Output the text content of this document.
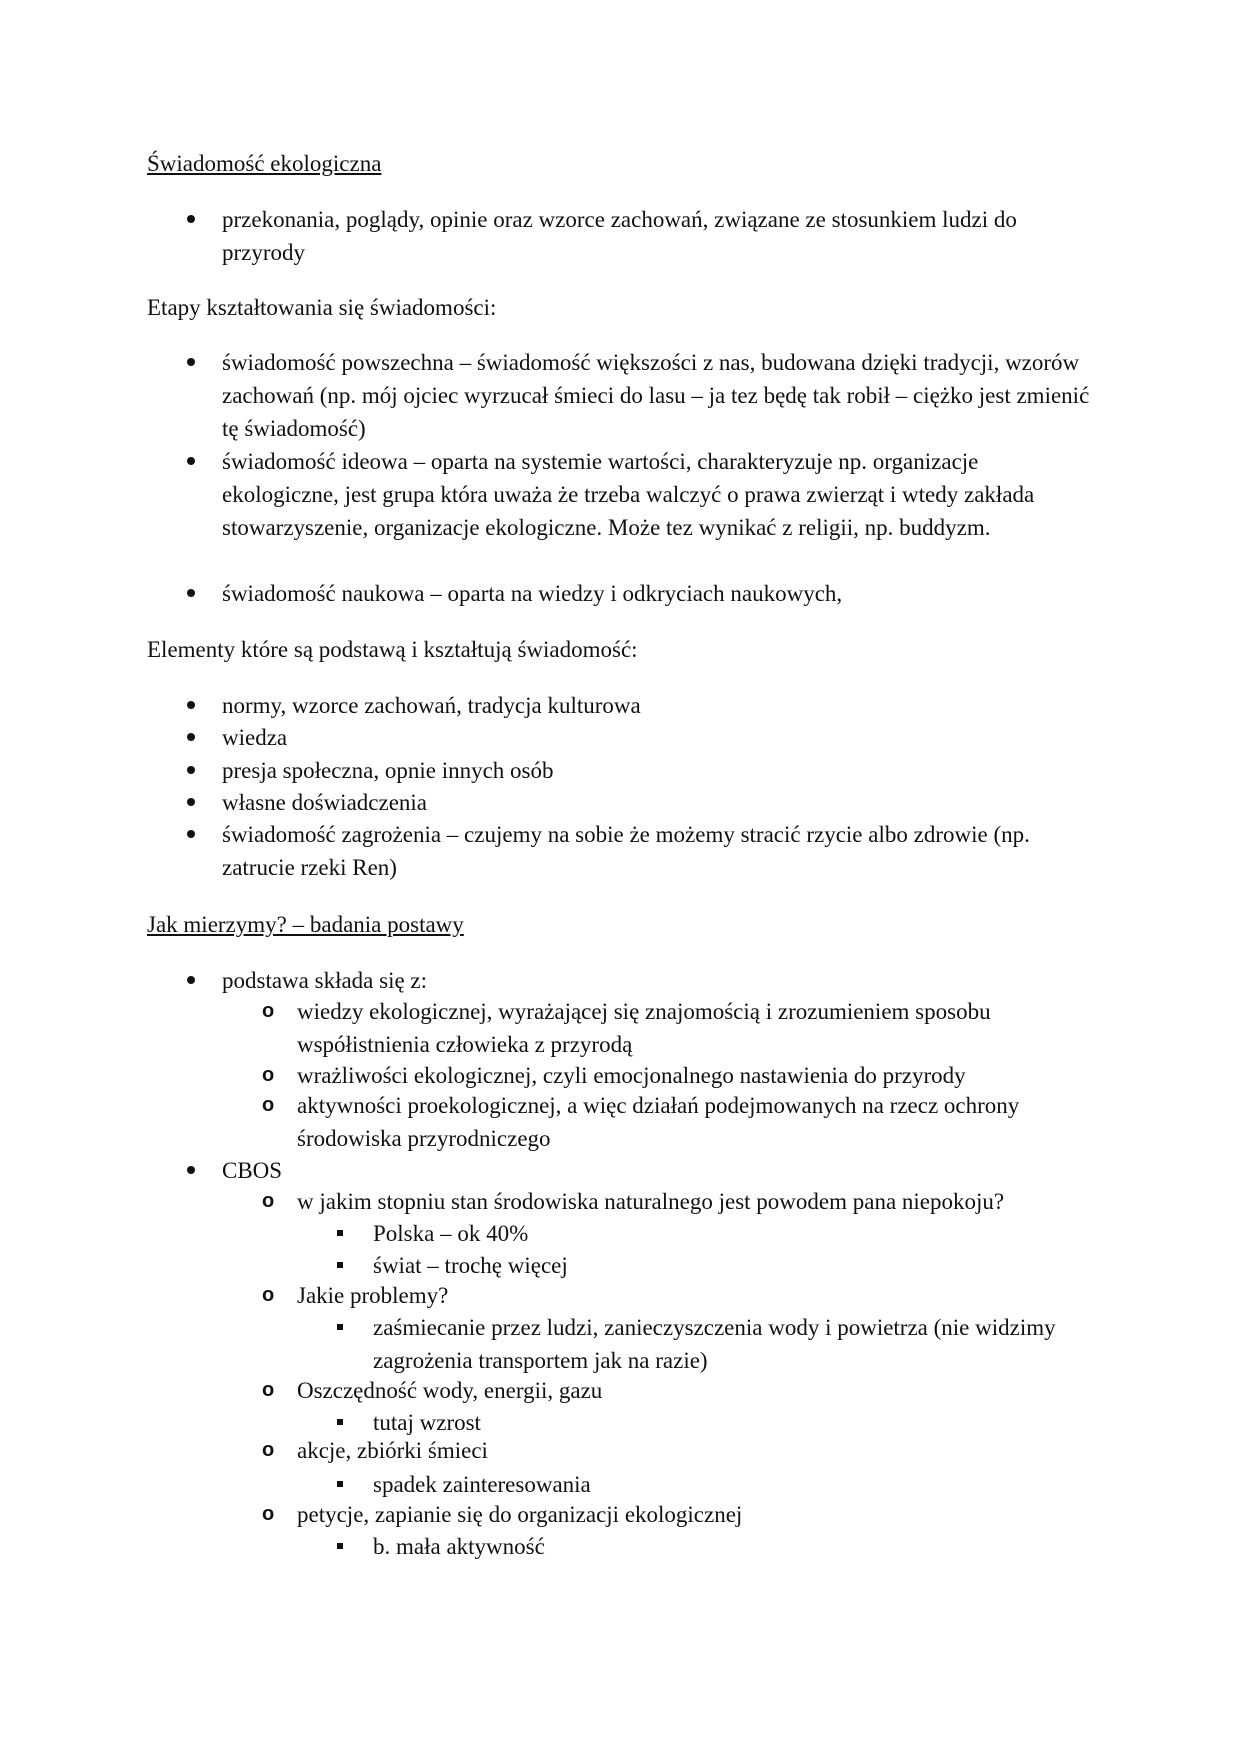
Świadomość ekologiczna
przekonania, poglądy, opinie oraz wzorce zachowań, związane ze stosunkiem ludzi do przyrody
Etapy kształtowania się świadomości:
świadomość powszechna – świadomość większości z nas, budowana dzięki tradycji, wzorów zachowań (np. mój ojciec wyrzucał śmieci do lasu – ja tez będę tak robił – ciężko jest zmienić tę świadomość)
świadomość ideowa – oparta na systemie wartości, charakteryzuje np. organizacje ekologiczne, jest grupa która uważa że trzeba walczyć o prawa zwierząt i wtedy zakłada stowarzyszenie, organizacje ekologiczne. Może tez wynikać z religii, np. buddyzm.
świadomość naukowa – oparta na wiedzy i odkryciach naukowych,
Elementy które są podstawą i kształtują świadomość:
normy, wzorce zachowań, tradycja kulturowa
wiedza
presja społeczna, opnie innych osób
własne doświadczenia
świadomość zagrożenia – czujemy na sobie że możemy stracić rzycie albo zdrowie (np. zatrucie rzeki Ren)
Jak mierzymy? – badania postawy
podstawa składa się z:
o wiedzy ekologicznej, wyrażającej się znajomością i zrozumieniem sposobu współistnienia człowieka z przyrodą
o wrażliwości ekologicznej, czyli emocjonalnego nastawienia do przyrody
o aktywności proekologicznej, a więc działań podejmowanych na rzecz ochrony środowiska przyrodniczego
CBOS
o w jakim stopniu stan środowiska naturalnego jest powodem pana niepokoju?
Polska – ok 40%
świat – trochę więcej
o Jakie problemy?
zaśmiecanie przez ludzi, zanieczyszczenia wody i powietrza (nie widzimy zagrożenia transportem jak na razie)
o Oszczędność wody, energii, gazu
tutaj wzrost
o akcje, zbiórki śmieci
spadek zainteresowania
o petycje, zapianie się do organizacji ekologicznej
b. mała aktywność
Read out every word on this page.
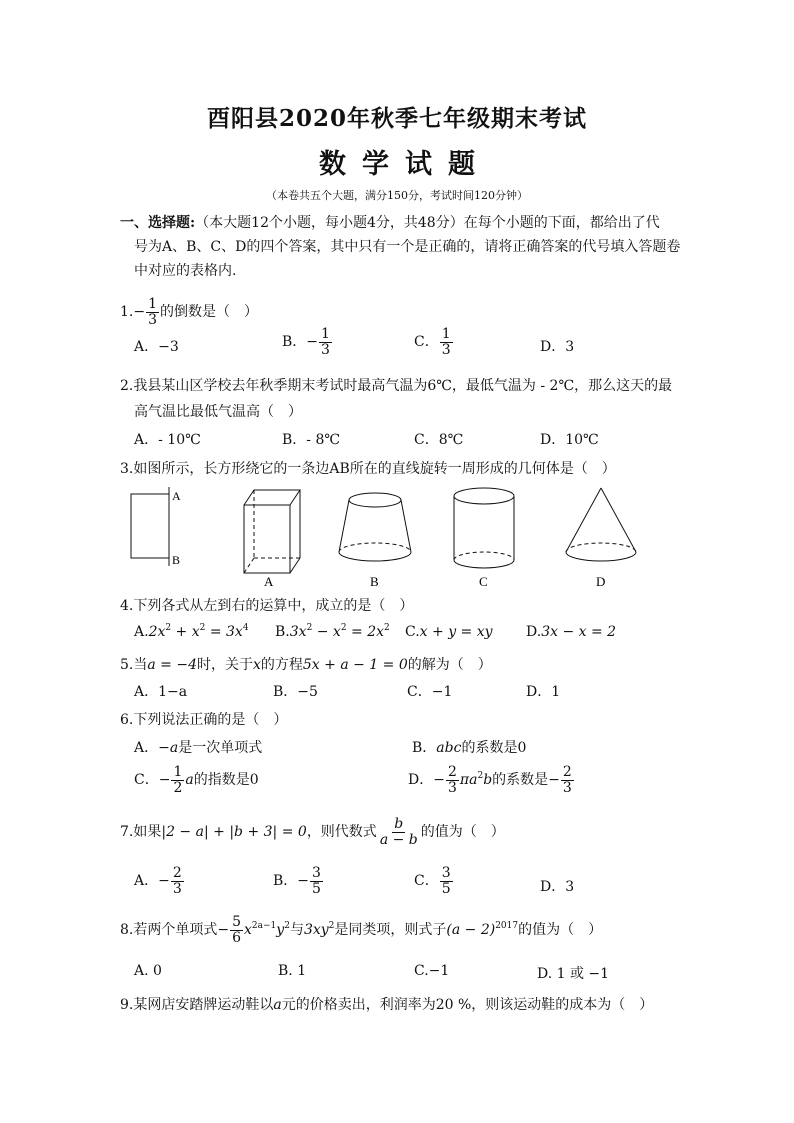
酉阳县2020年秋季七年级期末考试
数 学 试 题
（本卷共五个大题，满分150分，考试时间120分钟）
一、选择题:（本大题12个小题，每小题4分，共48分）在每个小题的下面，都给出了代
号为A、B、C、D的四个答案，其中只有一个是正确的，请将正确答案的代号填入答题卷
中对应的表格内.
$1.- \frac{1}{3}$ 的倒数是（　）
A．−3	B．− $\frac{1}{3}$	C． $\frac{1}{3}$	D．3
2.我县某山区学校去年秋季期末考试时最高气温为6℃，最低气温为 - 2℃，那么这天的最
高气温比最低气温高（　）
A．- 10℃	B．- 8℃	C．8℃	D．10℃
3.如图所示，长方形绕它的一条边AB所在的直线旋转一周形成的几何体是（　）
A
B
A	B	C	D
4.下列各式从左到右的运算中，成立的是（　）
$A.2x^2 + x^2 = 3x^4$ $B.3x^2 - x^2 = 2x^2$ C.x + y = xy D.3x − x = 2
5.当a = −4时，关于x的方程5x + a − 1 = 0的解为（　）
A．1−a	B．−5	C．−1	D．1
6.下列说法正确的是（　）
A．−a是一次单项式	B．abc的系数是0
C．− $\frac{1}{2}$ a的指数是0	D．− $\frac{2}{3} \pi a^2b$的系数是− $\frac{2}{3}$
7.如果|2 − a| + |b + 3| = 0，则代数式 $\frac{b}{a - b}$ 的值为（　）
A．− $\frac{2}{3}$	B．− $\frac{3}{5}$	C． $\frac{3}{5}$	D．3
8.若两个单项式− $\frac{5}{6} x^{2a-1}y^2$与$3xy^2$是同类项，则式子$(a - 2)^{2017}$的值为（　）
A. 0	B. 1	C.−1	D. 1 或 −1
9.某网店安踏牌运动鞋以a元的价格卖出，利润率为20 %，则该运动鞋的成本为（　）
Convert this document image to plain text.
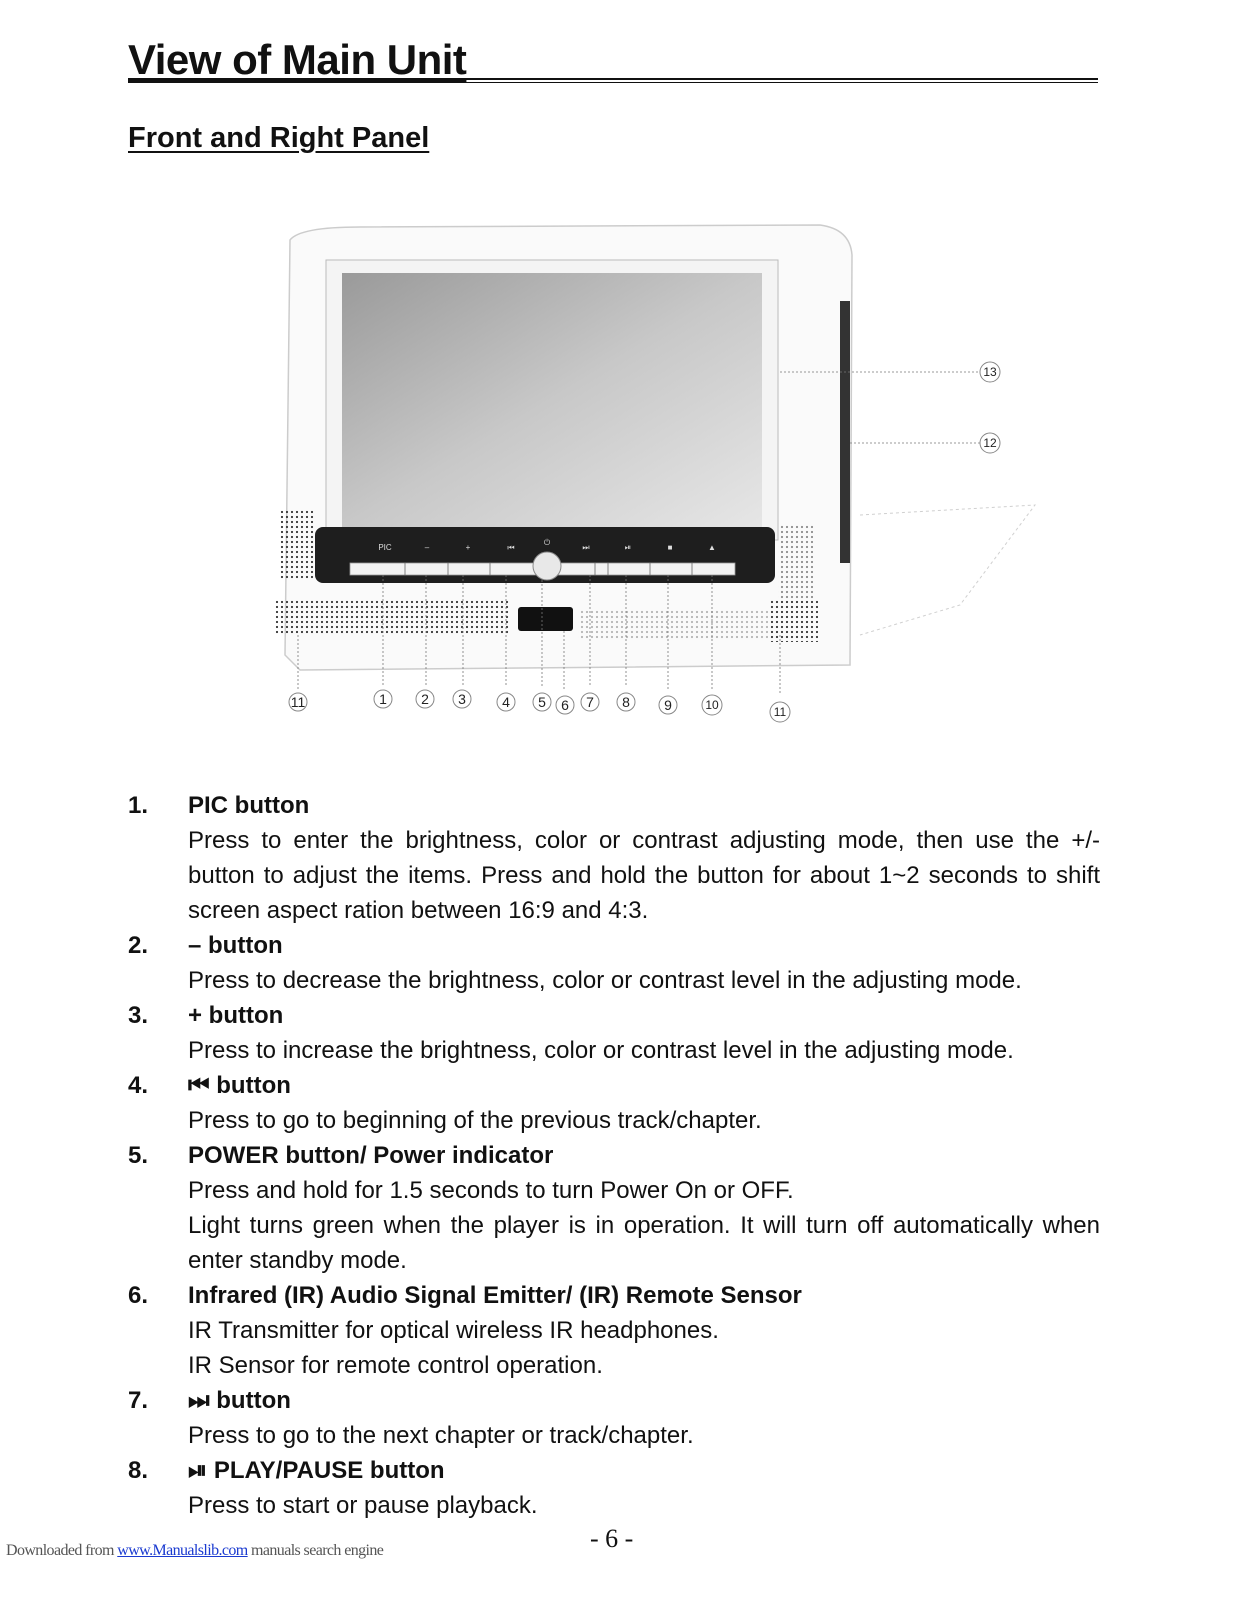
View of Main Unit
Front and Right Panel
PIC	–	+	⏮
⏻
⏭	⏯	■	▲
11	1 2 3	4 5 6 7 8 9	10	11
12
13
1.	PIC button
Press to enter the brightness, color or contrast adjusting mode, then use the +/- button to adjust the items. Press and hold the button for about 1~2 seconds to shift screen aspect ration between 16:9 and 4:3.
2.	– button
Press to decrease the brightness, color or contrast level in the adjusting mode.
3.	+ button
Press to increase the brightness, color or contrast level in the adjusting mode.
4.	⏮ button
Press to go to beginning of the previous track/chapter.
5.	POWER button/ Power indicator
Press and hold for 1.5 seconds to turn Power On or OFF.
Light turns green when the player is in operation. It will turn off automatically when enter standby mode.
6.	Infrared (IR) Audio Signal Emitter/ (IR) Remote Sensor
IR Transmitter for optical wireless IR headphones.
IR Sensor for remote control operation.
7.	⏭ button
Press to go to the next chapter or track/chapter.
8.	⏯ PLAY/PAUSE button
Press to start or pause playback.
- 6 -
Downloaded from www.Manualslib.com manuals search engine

· · · ·

Find how many lines of the entries contain "przyrody". Respond with the number only.

2